Faithfully return all lines, omitting every embedded picture.

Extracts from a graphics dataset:
★ ★ ★ ★ ★
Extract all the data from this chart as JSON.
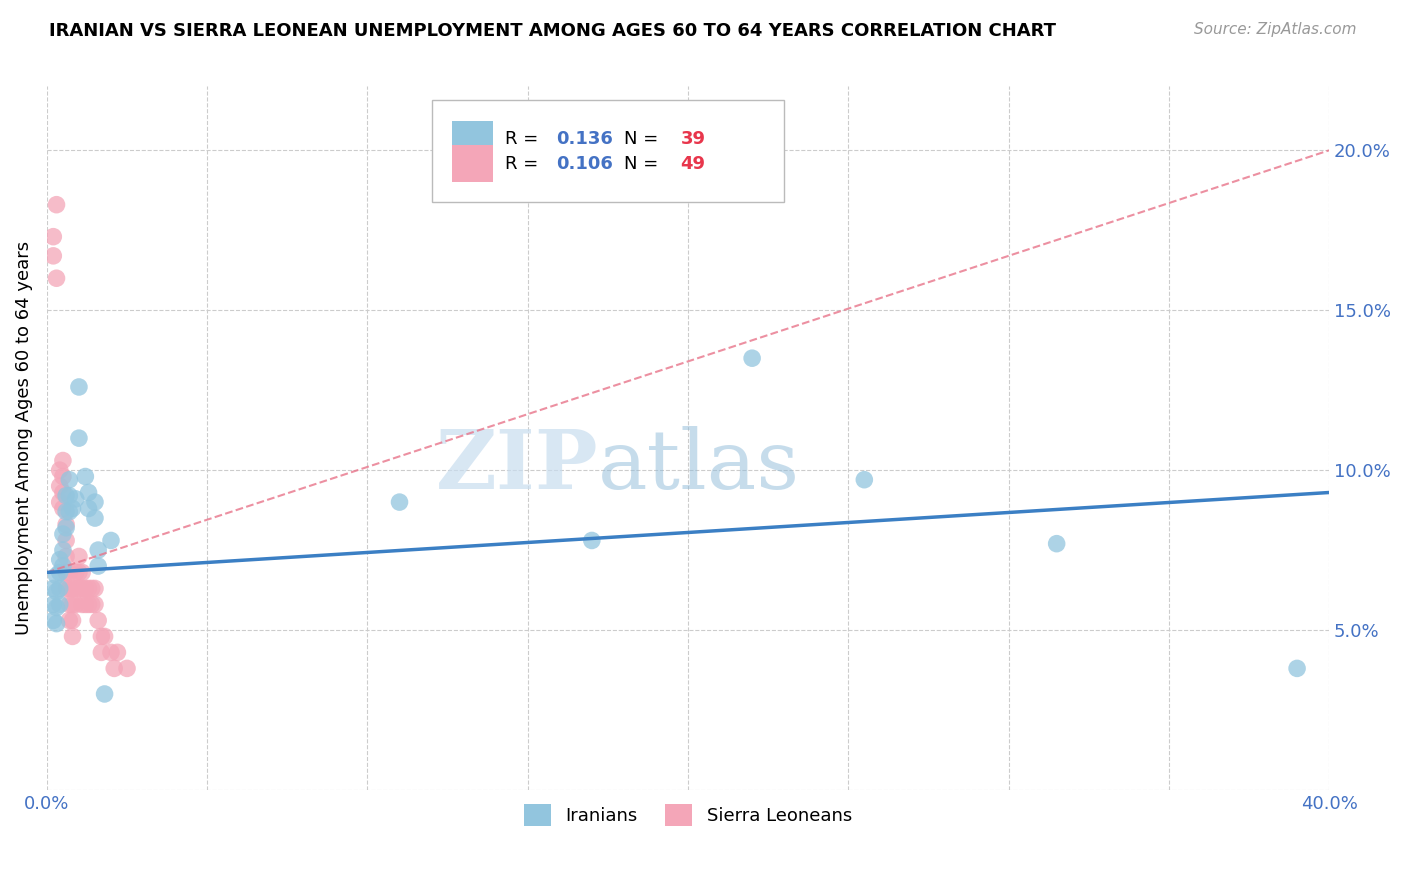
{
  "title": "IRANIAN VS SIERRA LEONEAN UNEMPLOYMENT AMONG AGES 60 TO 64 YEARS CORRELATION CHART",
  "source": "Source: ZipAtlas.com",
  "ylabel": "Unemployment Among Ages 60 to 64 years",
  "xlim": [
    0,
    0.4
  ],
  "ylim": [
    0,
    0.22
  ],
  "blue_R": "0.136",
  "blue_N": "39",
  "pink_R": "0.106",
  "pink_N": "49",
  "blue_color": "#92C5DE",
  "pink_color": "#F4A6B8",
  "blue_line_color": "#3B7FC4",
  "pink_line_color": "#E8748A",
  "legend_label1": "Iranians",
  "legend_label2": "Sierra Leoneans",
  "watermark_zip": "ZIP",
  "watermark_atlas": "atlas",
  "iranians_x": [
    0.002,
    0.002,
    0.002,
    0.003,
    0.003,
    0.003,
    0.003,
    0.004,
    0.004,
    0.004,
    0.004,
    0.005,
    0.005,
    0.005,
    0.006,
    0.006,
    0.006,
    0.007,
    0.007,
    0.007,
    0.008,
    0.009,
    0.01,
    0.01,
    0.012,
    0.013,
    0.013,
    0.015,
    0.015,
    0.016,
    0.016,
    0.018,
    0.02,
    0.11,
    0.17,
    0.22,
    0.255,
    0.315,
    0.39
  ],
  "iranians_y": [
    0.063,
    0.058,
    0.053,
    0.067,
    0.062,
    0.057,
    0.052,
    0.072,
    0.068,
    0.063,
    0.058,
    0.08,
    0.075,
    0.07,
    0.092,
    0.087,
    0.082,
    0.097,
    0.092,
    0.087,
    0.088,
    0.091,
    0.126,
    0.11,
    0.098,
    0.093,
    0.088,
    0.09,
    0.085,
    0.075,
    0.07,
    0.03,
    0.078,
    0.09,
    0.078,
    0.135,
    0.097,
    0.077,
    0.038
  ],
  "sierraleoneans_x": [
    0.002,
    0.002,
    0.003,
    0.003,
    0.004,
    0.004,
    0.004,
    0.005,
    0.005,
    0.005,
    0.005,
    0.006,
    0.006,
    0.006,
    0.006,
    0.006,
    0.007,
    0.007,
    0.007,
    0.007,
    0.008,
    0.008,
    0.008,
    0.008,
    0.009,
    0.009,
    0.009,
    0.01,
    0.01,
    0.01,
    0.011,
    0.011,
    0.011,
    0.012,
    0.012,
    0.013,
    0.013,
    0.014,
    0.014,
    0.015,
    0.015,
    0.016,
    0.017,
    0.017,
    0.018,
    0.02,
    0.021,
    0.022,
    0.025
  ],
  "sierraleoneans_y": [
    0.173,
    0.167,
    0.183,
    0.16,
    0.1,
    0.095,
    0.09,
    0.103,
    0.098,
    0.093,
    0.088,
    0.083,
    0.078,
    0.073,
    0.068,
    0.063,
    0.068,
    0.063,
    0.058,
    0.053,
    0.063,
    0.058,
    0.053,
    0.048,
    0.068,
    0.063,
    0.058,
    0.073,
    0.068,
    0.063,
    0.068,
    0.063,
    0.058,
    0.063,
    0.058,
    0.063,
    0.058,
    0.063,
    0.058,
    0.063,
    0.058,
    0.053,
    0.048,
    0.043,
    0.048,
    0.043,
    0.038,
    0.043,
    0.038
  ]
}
★ ★ ★ ★ ★
● The completed task
Extract all the data from this chart as JSON.
{
  "title": "IRANIAN VS SIERRA LEONEAN UNEMPLOYMENT AMONG AGES 60 TO 64 YEARS CORRELATION CHART",
  "source": "Source: ZipAtlas.com",
  "ylabel": "Unemployment Among Ages 60 to 64 years",
  "xlim": [
    0,
    0.4
  ],
  "ylim": [
    0,
    0.22
  ],
  "blue_R": "0.136",
  "blue_N": "39",
  "pink_R": "0.106",
  "pink_N": "49",
  "blue_color": "#92C5DE",
  "pink_color": "#F4A6B8",
  "blue_line_color": "#3B7FC4",
  "pink_line_color": "#E8748A",
  "legend_label1": "Iranians",
  "legend_label2": "Sierra Leoneans",
  "watermark_zip": "ZIP",
  "watermark_atlas": "atlas",
  "iranians_x": [
    0.002,
    0.002,
    0.002,
    0.003,
    0.003,
    0.003,
    0.003,
    0.004,
    0.004,
    0.004,
    0.004,
    0.005,
    0.005,
    0.005,
    0.006,
    0.006,
    0.006,
    0.007,
    0.007,
    0.007,
    0.008,
    0.009,
    0.01,
    0.01,
    0.012,
    0.013,
    0.013,
    0.015,
    0.015,
    0.016,
    0.016,
    0.018,
    0.02,
    0.11,
    0.17,
    0.22,
    0.255,
    0.315,
    0.39
  ],
  "iranians_y": [
    0.063,
    0.058,
    0.053,
    0.067,
    0.062,
    0.057,
    0.052,
    0.072,
    0.068,
    0.063,
    0.058,
    0.08,
    0.075,
    0.07,
    0.092,
    0.087,
    0.082,
    0.097,
    0.092,
    0.087,
    0.088,
    0.091,
    0.126,
    0.11,
    0.098,
    0.093,
    0.088,
    0.09,
    0.085,
    0.075,
    0.07,
    0.03,
    0.078,
    0.09,
    0.078,
    0.135,
    0.097,
    0.077,
    0.038
  ],
  "sierraleoneans_x": [
    0.002,
    0.002,
    0.003,
    0.003,
    0.004,
    0.004,
    0.004,
    0.005,
    0.005,
    0.005,
    0.005,
    0.006,
    0.006,
    0.006,
    0.006,
    0.006,
    0.007,
    0.007,
    0.007,
    0.007,
    0.008,
    0.008,
    0.008,
    0.008,
    0.009,
    0.009,
    0.009,
    0.01,
    0.01,
    0.01,
    0.011,
    0.011,
    0.011,
    0.012,
    0.012,
    0.013,
    0.013,
    0.014,
    0.014,
    0.015,
    0.015,
    0.016,
    0.017,
    0.017,
    0.018,
    0.02,
    0.021,
    0.022,
    0.025
  ],
  "sierraleoneans_y": [
    0.173,
    0.167,
    0.183,
    0.16,
    0.1,
    0.095,
    0.09,
    0.103,
    0.098,
    0.093,
    0.088,
    0.083,
    0.078,
    0.073,
    0.068,
    0.063,
    0.068,
    0.063,
    0.058,
    0.053,
    0.063,
    0.058,
    0.053,
    0.048,
    0.068,
    0.063,
    0.058,
    0.073,
    0.068,
    0.063,
    0.068,
    0.063,
    0.058,
    0.063,
    0.058,
    0.063,
    0.058,
    0.063,
    0.058,
    0.063,
    0.058,
    0.053,
    0.048,
    0.043,
    0.048,
    0.043,
    0.038,
    0.043,
    0.038
  ]
}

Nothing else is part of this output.